INFORMATION GIVEN:
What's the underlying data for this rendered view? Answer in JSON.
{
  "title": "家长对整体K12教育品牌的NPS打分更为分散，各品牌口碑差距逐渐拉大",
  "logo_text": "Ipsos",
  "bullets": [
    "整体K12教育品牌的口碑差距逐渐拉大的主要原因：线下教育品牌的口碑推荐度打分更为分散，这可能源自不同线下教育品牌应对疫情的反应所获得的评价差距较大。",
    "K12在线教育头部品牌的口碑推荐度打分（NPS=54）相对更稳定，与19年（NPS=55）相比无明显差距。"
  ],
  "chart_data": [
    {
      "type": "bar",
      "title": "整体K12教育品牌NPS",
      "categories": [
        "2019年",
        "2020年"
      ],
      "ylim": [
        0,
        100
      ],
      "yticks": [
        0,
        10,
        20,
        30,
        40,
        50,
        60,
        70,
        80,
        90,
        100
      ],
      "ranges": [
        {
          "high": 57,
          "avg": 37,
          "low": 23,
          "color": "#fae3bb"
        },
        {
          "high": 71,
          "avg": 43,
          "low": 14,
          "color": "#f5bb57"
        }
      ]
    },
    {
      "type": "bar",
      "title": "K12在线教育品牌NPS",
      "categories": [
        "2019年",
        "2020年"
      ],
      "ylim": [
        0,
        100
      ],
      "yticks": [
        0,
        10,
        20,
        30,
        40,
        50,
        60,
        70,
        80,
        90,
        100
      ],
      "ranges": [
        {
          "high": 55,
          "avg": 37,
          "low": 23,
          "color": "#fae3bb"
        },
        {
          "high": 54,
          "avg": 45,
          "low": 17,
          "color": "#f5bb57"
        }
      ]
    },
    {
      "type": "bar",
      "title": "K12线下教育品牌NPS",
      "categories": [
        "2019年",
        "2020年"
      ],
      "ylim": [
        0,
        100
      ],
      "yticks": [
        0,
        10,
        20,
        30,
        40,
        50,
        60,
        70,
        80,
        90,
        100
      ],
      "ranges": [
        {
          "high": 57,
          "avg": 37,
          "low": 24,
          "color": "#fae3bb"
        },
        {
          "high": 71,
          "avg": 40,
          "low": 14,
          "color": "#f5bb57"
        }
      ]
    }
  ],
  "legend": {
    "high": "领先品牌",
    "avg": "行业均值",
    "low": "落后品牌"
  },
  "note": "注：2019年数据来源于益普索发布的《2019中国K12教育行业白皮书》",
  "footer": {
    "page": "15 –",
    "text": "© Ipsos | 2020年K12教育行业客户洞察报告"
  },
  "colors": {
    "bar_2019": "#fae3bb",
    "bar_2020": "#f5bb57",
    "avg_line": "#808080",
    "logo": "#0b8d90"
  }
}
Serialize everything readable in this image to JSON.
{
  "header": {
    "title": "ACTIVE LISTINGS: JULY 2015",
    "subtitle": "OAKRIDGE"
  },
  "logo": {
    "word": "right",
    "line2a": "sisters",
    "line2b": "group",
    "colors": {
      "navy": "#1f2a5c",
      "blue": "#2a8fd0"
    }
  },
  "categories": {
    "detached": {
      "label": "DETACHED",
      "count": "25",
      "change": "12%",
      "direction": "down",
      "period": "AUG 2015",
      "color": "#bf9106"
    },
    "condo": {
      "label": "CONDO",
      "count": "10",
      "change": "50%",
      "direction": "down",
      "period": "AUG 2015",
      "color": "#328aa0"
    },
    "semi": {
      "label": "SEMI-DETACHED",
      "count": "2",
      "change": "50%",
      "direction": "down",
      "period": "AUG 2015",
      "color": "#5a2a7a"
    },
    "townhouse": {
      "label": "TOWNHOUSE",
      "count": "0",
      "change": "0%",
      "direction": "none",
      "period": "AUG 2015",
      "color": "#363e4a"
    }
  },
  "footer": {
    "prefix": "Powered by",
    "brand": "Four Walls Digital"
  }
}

WHAT THE TASK REQUIRES:
Extract each record, keeping it identical to the original.

SOLUTION TO THIS EXERCISE:
What's the underlying data for this rendered view? Answer in JSON.
{
  "title": "家长对整体K12教育品牌的NPS打分更为分散，各品牌口碑差距逐渐拉大",
  "logo_text": "Ipsos",
  "bullets": [
    "整体K12教育品牌的口碑差距逐渐拉大的主要原因：线下教育品牌的口碑推荐度打分更为分散，这可能源自不同线下教育品牌应对疫情的反应所获得的评价差距较大。",
    "K12在线教育头部品牌的口碑推荐度打分（NPS=54）相对更稳定，与19年（NPS=55）相比无明显差距。"
  ],
  "chart_data": [
    {
      "type": "bar",
      "title": "整体K12教育品牌NPS",
      "categories": [
        "2019年",
        "2020年"
      ],
      "ylim": [
        0,
        100
      ],
      "yticks": [
        0,
        10,
        20,
        30,
        40,
        50,
        60,
        70,
        80,
        90,
        100
      ],
      "ranges": [
        {
          "high": 57,
          "avg": 37,
          "low": 23,
          "color": "#fae3bb"
        },
        {
          "high": 71,
          "avg": 43,
          "low": 14,
          "color": "#f5bb57"
        }
      ]
    },
    {
      "type": "bar",
      "title": "K12在线教育品牌NPS",
      "categories": [
        "2019年",
        "2020年"
      ],
      "ylim": [
        0,
        100
      ],
      "yticks": [
        0,
        10,
        20,
        30,
        40,
        50,
        60,
        70,
        80,
        90,
        100
      ],
      "ranges": [
        {
          "high": 55,
          "avg": 37,
          "low": 23,
          "color": "#fae3bb"
        },
        {
          "high": 54,
          "avg": 45,
          "low": 17,
          "color": "#f5bb57"
        }
      ]
    },
    {
      "type": "bar",
      "title": "K12线下教育品牌NPS",
      "categories": [
        "2019年",
        "2020年"
      ],
      "ylim": [
        0,
        100
      ],
      "yticks": [
        0,
        10,
        20,
        30,
        40,
        50,
        60,
        70,
        80,
        90,
        100
      ],
      "ranges": [
        {
          "high": 57,
          "avg": 37,
          "low": 24,
          "color": "#fae3bb"
        },
        {
          "high": 71,
          "avg": 40,
          "low": 14,
          "color": "#f5bb57"
        }
      ]
    }
  ],
  "legend": {
    "high": "领先品牌",
    "avg": "行业均值",
    "low": "落后品牌"
  },
  "note": "注：2019年数据来源于益普索发布的《2019中国K12教育行业白皮书》",
  "footer": {
    "page": "15 –",
    "text": "© Ipsos | 2020年K12教育行业客户洞察报告"
  },
  "colors": {
    "bar_2019": "#fae3bb",
    "bar_2020": "#f5bb57",
    "avg_line": "#808080",
    "logo": "#0b8d90"
  }
}
Serialize everything readable in this image to JSON.
{
  "header": {
    "title": "ACTIVE LISTINGS: JULY 2015",
    "subtitle": "OAKRIDGE"
  },
  "logo": {
    "word": "right",
    "line2a": "sisters",
    "line2b": "group",
    "colors": {
      "navy": "#1f2a5c",
      "blue": "#2a8fd0"
    }
  },
  "categories": {
    "detached": {
      "label": "DETACHED",
      "count": "25",
      "change": "12%",
      "direction": "down",
      "period": "AUG 2015",
      "color": "#bf9106"
    },
    "condo": {
      "label": "CONDO",
      "count": "10",
      "change": "50%",
      "direction": "down",
      "period": "AUG 2015",
      "color": "#328aa0"
    },
    "semi": {
      "label": "SEMI-DETACHED",
      "count": "2",
      "change": "50%",
      "direction": "down",
      "period": "AUG 2015",
      "color": "#5a2a7a"
    },
    "townhouse": {
      "label": "TOWNHOUSE",
      "count": "0",
      "change": "0%",
      "direction": "none",
      "period": "AUG 2015",
      "color": "#363e4a"
    }
  },
  "footer": {
    "prefix": "Powered by",
    "brand": "Four Walls Digital"
  }
}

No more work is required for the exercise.